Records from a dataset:
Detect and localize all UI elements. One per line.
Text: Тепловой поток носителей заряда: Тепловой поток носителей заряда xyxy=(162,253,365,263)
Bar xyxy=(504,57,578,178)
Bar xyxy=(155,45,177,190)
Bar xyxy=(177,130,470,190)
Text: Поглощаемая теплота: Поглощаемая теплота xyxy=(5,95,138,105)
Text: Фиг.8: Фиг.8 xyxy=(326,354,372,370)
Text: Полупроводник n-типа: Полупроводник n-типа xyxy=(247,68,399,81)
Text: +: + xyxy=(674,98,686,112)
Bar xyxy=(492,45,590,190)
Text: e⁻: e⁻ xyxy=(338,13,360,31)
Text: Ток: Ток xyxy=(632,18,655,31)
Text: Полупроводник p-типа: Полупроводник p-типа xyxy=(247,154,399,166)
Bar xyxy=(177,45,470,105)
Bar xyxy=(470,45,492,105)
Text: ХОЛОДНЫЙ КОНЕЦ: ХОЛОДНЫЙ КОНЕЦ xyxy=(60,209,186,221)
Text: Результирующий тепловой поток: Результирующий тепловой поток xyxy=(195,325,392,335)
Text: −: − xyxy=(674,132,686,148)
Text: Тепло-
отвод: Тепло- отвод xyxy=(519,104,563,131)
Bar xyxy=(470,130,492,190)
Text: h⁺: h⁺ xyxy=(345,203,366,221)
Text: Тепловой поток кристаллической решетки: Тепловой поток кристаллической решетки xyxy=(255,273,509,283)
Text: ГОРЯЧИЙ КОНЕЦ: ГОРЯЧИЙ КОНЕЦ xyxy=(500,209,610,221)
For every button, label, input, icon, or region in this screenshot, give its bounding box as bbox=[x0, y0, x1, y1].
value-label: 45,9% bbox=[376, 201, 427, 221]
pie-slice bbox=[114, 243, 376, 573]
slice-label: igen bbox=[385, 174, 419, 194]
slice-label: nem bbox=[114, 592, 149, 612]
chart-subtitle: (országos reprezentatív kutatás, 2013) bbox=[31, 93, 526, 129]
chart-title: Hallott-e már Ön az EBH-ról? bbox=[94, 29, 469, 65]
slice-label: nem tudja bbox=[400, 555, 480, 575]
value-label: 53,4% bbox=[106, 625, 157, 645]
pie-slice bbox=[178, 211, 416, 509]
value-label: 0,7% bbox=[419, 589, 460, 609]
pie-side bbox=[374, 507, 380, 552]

**PROMPT:**
Reproduce all of the lines above, substituting "Rectangle" for every occurrence of "Bar" and leaving everything else unchanged.

**FINAL RESULT:**
Detect and localize all UI elements. One per line.
Text: Тепловой поток носителей заряда: Тепловой поток носителей заряда xyxy=(162,253,365,263)
Rectangle xyxy=(504,57,578,178)
Rectangle xyxy=(155,45,177,190)
Rectangle xyxy=(177,130,470,190)
Text: Поглощаемая теплота: Поглощаемая теплота xyxy=(5,95,138,105)
Text: Фиг.8: Фиг.8 xyxy=(326,354,372,370)
Text: Полупроводник n-типа: Полупроводник n-типа xyxy=(247,68,399,81)
Text: +: + xyxy=(674,98,686,112)
Rectangle xyxy=(492,45,590,190)
Text: e⁻: e⁻ xyxy=(338,13,360,31)
Text: Ток: Ток xyxy=(632,18,655,31)
Text: Полупроводник p-типа: Полупроводник p-типа xyxy=(247,154,399,166)
Rectangle xyxy=(177,45,470,105)
Rectangle xyxy=(470,45,492,105)
Text: ХОЛОДНЫЙ КОНЕЦ: ХОЛОДНЫЙ КОНЕЦ xyxy=(60,209,186,221)
Text: Результирующий тепловой поток: Результирующий тепловой поток xyxy=(195,325,392,335)
Text: −: − xyxy=(674,132,686,148)
Text: Тепло-
отвод: Тепло- отвод xyxy=(519,104,563,131)
Rectangle xyxy=(470,130,492,190)
Text: h⁺: h⁺ xyxy=(345,203,366,221)
Text: Тепловой поток кристаллической решетки: Тепловой поток кристаллической решетки xyxy=(255,273,509,283)
Text: ГОРЯЧИЙ КОНЕЦ: ГОРЯЧИЙ КОНЕЦ xyxy=(500,209,610,221)
For every button, label, input, icon, or region in this screenshot, give its bounding box as bbox=[x0, y0, x1, y1].
value-label: 45,9% bbox=[376, 201, 427, 221]
pie-slice bbox=[114, 243, 376, 573]
slice-label: igen bbox=[385, 174, 419, 194]
slice-label: nem bbox=[114, 592, 149, 612]
chart-subtitle: (országos reprezentatív kutatás, 2013) bbox=[31, 93, 526, 129]
chart-title: Hallott-e már Ön az EBH-ról? bbox=[94, 29, 469, 65]
slice-label: nem tudja bbox=[400, 555, 480, 575]
value-label: 53,4% bbox=[106, 625, 157, 645]
pie-slice bbox=[178, 211, 416, 509]
value-label: 0,7% bbox=[419, 589, 460, 609]
pie-side bbox=[374, 507, 380, 552]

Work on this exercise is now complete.